--- Lesetext ---
────────────────────

Bisher haben sich meine Eltern immer so beholfen das mein Vater ruft und meine Mutter dann quasi die Fernbedienung für ihn spielt. 
Das ist natürlich kein Dauerzustand und ich hab mir Gedanken gemacht was man an der Situation ändern könnte. 

Am wichtigsten wäre es wenn mein Vater im Fall der Fälle Hilfe rufen könnte, sei etwas mit meiner Mutter, oder wenn er alleine daheim ist die Feuerwehr ect. falls was wäre.
Kann man also ein Telefon mit Alexa koppeln und somit über Alexa anrufen und angerufen werden? 
Des weiteren haben meine Eltern im Schlafzimmer keinen SAT Anschluss, mein Vater schaut momentan über einen Laptop Fernsehen, meistens Mediathek vom Öffentlich Rechtlichen Fernsehen, oder sonst halt was man so findet, auch mal Youtube oder so. 
Gibt es da ne Möglichkeit von einem Sat Receiver über W-Lan das Bild auf ein TV zu übertragen das man dann im Schlafzimmer aufstellen könnte?

Gibt es Plug und Play nachrüstbare smarte Lichtschalter und oder Steckdosen die sich über Alexa steuern lassen? Bzw, wenn ja, was ist empfehlenswert?
So könnte er sich wenigstens selbst das Licht an und aus schalten. 

Oder hat vll noch jemand ne andere Idee, wie man da die ganze Situation ein wenig erleichtern könnte.

────────────────────

--- Material ---
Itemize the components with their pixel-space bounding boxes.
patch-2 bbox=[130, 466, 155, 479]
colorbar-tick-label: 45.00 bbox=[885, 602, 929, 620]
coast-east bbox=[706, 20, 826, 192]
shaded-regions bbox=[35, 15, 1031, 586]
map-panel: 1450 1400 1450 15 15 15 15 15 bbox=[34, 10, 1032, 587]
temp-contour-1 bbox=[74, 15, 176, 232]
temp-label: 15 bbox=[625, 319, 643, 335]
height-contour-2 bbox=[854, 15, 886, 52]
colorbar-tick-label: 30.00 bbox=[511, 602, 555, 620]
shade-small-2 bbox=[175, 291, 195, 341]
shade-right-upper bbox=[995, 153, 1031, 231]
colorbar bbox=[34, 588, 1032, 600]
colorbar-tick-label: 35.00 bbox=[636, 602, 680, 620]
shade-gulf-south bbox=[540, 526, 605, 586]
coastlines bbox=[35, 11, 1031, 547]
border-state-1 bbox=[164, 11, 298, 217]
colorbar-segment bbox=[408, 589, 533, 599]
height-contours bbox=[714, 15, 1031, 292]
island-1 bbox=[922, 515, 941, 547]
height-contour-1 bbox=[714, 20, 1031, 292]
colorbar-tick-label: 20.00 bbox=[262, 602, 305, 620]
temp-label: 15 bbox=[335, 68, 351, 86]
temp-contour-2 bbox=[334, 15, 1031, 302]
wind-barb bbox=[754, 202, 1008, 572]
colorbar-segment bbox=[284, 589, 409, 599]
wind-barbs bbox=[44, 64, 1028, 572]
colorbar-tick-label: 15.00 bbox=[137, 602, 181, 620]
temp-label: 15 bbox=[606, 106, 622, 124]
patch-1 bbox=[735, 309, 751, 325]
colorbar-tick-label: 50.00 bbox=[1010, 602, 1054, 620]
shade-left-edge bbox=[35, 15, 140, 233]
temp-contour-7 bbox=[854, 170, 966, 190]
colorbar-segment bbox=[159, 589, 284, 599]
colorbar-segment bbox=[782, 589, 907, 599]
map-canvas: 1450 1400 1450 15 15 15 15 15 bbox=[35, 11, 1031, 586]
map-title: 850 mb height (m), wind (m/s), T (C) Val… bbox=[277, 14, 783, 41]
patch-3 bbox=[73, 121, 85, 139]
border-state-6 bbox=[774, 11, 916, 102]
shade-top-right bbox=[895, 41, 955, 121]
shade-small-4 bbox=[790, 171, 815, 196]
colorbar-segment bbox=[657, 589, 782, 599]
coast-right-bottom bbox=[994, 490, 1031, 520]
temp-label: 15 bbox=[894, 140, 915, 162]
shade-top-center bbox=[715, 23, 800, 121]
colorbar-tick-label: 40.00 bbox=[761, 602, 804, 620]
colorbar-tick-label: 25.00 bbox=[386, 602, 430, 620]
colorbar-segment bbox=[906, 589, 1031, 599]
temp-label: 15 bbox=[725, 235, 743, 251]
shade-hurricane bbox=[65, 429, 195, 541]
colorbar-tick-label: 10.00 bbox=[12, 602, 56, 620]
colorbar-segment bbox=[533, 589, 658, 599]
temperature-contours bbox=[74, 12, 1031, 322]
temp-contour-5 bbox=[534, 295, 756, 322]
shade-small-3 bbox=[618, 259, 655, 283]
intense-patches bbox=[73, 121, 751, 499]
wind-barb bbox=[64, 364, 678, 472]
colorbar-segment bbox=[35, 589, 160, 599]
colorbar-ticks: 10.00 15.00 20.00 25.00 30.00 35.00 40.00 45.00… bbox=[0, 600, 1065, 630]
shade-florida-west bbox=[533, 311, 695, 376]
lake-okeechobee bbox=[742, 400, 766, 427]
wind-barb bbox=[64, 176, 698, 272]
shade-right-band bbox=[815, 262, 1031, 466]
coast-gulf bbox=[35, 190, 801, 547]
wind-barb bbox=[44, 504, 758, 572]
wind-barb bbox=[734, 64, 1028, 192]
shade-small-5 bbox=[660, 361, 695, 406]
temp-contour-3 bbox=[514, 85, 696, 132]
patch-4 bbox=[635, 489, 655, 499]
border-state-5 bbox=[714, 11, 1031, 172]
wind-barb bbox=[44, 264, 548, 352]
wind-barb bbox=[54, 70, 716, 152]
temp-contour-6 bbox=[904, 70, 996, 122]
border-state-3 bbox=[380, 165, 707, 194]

────────────────────

--- Aufgabe 1 ---
Schreib alle Sätze aus dem Forenbeitrag auf, die mit einem Fragezeichen enden.
--- Aufgabe 2 ---
Tipp aus dem Forenbeitrag das Stück von „Des weiteren haben“ bis einschließlich „Youtube oder so.“ genau ab.
--- Aufgabe 3 ---
Stimmen diese Aussagen mit dem Forenbeitrag überein? Antworte bei jeder mit Ja oder Nein und zitiere die entscheidenden Worte.
(a) Der Vater schaut Fernsehen zurzeit über einen Laptop.
(b) Im Schlafzimmer der Eltern gibt es einen SAT-Anschluss.
(c) Bisher übernimmt die Mutter für den Vater die Rolle der Fernbedienung.
Das Material hat mit dem Forenbeitrag nichts zu tun.

--- Musterlösung 1 ---
1. „Kann man also ein Telefon mit Alexa koppeln und somit über Alexa anrufen und angerufen werden?“
2. „Gibt es da ne Möglichkeit von einem Sat Receiver über W-Lan das Bild auf ein TV zu übertragen das man dann im Schlafzimmer aufstellen könnte?“
3. „Gibt es Plug und Play nachrüstbare smarte Lichtschalter und oder Steckdosen die sich über Alexa steuern lassen?“
4. „Bzw, wenn ja, was ist empfehlenswert?“

--- Musterlösung 2 ---
Des weiteren haben meine Eltern im Schlafzimmer keinen SAT Anschluss, mein Vater schaut momentan über einen Laptop Fernsehen, meistens Mediathek vom Öffentlich Rechtlichen Fernsehen, oder sonst halt was man so findet, auch mal Youtube oder so.

--- Musterlösung 3 ---
(a) Ja: „mein Vater schaut momentan über einen Laptop Fernsehen“
(b) Nein: „haben meine Eltern im Schlafzimmer keinen SAT Anschluss“
(c) Ja: „meine Mutter dann quasi die Fernbedienung für ihn spielt“